_WRITTEN TASK_.
All records should be reproduced verbatim.

_Collected data_.
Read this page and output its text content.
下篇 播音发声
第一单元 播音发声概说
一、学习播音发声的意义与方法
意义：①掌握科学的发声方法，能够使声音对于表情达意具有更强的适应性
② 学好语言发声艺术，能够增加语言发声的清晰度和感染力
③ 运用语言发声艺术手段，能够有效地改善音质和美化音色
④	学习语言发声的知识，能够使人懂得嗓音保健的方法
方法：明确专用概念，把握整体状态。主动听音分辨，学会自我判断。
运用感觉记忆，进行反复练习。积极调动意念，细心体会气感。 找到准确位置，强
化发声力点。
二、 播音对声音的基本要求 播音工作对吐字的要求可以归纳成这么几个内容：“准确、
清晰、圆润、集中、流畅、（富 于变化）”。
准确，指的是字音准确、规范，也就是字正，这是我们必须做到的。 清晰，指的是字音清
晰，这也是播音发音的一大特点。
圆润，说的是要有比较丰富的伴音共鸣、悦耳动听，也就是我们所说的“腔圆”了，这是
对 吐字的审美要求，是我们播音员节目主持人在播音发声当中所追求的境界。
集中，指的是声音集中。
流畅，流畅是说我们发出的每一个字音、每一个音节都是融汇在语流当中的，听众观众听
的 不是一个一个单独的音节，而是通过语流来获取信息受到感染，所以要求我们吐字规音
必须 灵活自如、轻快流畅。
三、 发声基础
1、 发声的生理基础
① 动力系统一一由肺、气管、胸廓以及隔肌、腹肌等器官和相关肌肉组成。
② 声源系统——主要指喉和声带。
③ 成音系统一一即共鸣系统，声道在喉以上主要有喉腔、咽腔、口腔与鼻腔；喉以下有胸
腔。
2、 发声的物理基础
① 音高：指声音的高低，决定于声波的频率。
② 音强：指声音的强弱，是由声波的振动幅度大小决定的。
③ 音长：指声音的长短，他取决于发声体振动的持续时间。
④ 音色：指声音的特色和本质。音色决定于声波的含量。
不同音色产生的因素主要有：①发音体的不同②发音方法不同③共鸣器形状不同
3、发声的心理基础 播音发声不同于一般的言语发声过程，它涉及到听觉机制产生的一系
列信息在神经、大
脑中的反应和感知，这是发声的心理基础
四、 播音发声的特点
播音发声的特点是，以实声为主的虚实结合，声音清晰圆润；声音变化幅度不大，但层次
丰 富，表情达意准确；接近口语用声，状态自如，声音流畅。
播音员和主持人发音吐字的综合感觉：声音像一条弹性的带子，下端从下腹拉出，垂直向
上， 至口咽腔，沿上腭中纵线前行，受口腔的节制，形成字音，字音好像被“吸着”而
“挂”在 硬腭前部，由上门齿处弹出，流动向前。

_EXERCISE SOLUTION_.
Read this page and output its text content.
下篇 播音发声
第一单元 播音发声概说
一、学习播音发声的意义与方法
意义：①掌握科学的发声方法，能够使声音对于表情达意具有更强的适应性
② 学好语言发声艺术，能够增加语言发声的清晰度和感染力
③ 运用语言发声艺术手段，能够有效地改善音质和美化音色
④	学习语言发声的知识，能够使人懂得嗓音保健的方法
方法：明确专用概念，把握整体状态。主动听音分辨，学会自我判断。
运用感觉记忆，进行反复练习。积极调动意念，细心体会气感。 找到准确位置，强
化发声力点。
二、 播音对声音的基本要求 播音工作对吐字的要求可以归纳成这么几个内容：“准确、
清晰、圆润、集中、流畅、（富 于变化）”。
准确，指的是字音准确、规范，也就是字正，这是我们必须做到的。 清晰，指的是字音清
晰，这也是播音发音的一大特点。
圆润，说的是要有比较丰富的伴音共鸣、悦耳动听，也就是我们所说的“腔圆”了，这是
对 吐字的审美要求，是我们播音员节目主持人在播音发声当中所追求的境界。
集中，指的是声音集中。
流畅，流畅是说我们发出的每一个字音、每一个音节都是融汇在语流当中的，听众观众听
的 不是一个一个单独的音节，而是通过语流来获取信息受到感染，所以要求我们吐字规音
必须 灵活自如、轻快流畅。
三、 发声基础
1、 发声的生理基础
① 动力系统一一由肺、气管、胸廓以及隔肌、腹肌等器官和相关肌肉组成。
② 声源系统——主要指喉和声带。
③ 成音系统一一即共鸣系统，声道在喉以上主要有喉腔、咽腔、口腔与鼻腔；喉以下有胸
腔。
2、 发声的物理基础
① 音高：指声音的高低，决定于声波的频率。
② 音强：指声音的强弱，是由声波的振动幅度大小决定的。
③ 音长：指声音的长短，他取决于发声体振动的持续时间。
④ 音色：指声音的特色和本质。音色决定于声波的含量。
不同音色产生的因素主要有：①发音体的不同②发音方法不同③共鸣器形状不同
3、发声的心理基础 播音发声不同于一般的言语发声过程，它涉及到听觉机制产生的一系
列信息在神经、大
脑中的反应和感知，这是发声的心理基础
四、 播音发声的特点
播音发声的特点是，以实声为主的虚实结合，声音清晰圆润；声音变化幅度不大，但层次
丰 富，表情达意准确；接近口语用声，状态自如，声音流畅。
播音员和主持人发音吐字的综合感觉：声音像一条弹性的带子，下端从下腹拉出，垂直向
上， 至口咽腔，沿上腭中纵线前行，受口腔的节制，形成字音，字音好像被“吸着”而
“挂”在 硬腭前部，由上门齿处弹出，流动向前。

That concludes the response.